_Short exercise_
Quote the records below in full, exactly as given, with the images taken out.

── The input ──

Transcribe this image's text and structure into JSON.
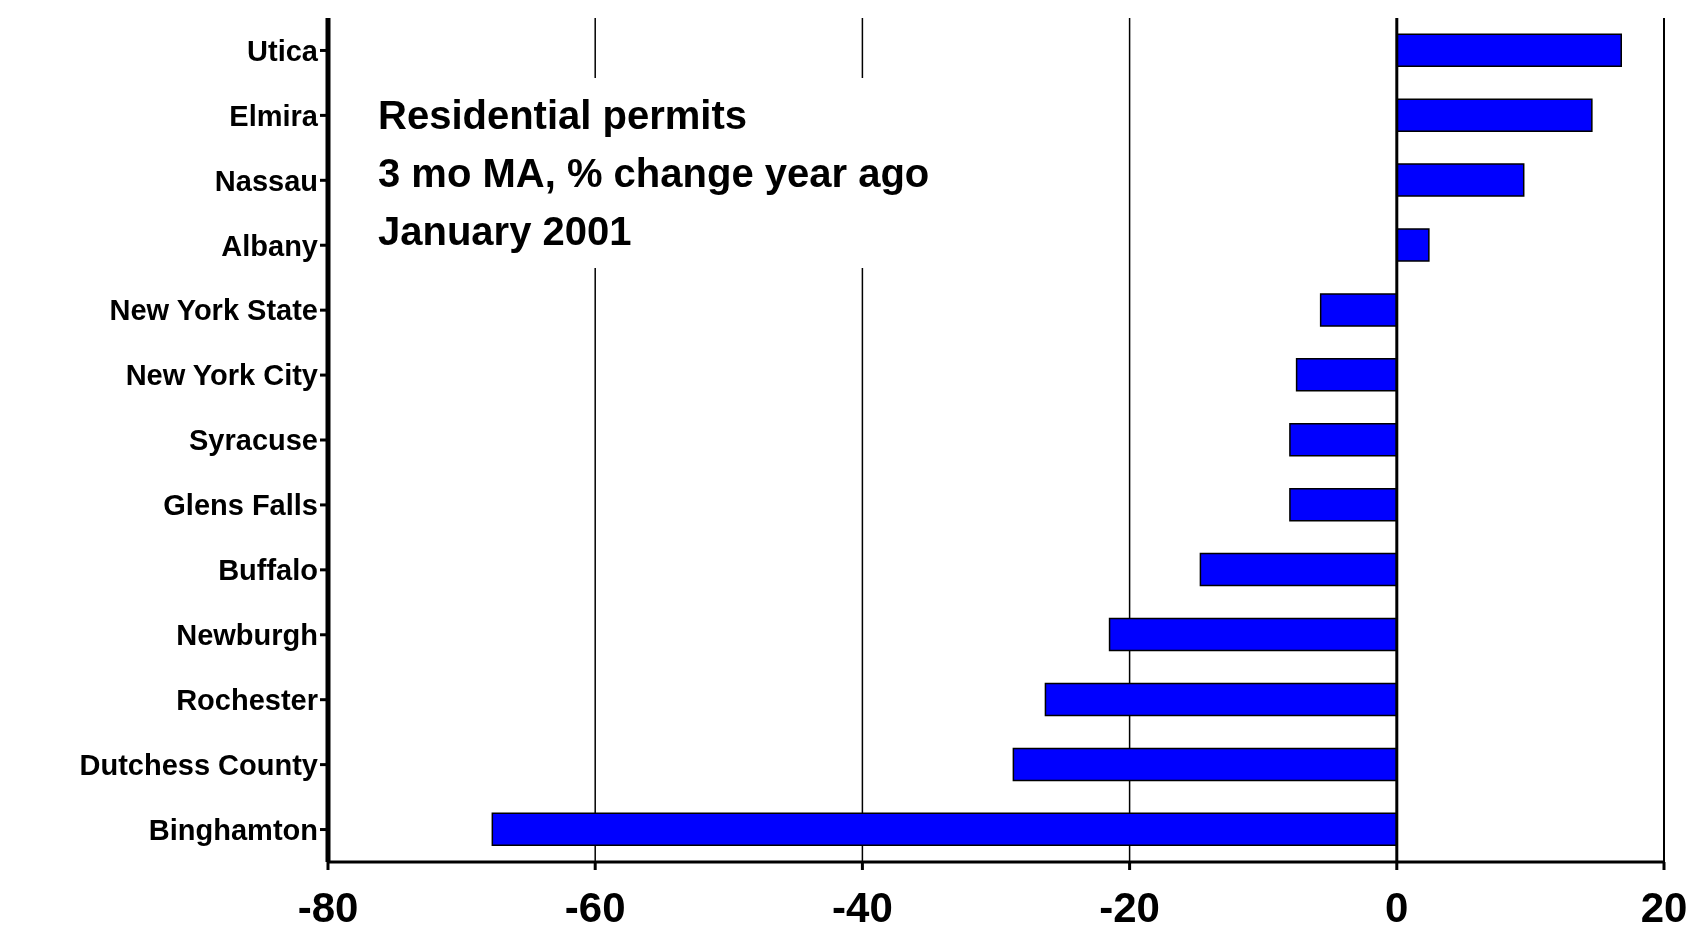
{
  "chart_data": {
    "type": "bar",
    "orientation": "horizontal",
    "title": "Residential permits\n3 mo MA, % change year ago\nJanuary 2001",
    "categories": [
      "Utica",
      "Elmira",
      "Nassau",
      "Albany",
      "New York State",
      "New York City",
      "Syracuse",
      "Glens Falls",
      "Buffalo",
      "Newburgh",
      "Rochester",
      "Dutchess County",
      "Binghamton"
    ],
    "values": [
      16.8,
      14.6,
      9.5,
      2.4,
      -5.7,
      -7.5,
      -8,
      -8,
      -14.7,
      -21.5,
      -26.3,
      -28.7,
      -67.7
    ],
    "color": "#0000ff",
    "xlim": [
      -80,
      20
    ],
    "xticks": [
      -80,
      -60,
      -40,
      -20,
      0,
      20
    ],
    "grid": "x"
  }
}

───

_Full output_
Transcribe this image's text and structure into JSON.
{
  "chart_data": {
    "type": "bar",
    "orientation": "horizontal",
    "title": "Residential permits\n3 mo MA, % change year ago\nJanuary 2001",
    "categories": [
      "Utica",
      "Elmira",
      "Nassau",
      "Albany",
      "New York State",
      "New York City",
      "Syracuse",
      "Glens Falls",
      "Buffalo",
      "Newburgh",
      "Rochester",
      "Dutchess County",
      "Binghamton"
    ],
    "values": [
      16.8,
      14.6,
      9.5,
      2.4,
      -5.7,
      -7.5,
      -8,
      -8,
      -14.7,
      -21.5,
      -26.3,
      -28.7,
      -67.7
    ],
    "color": "#0000ff",
    "xlim": [
      -80,
      20
    ],
    "xticks": [
      -80,
      -60,
      -40,
      -20,
      0,
      20
    ],
    "grid": "x"
  }
}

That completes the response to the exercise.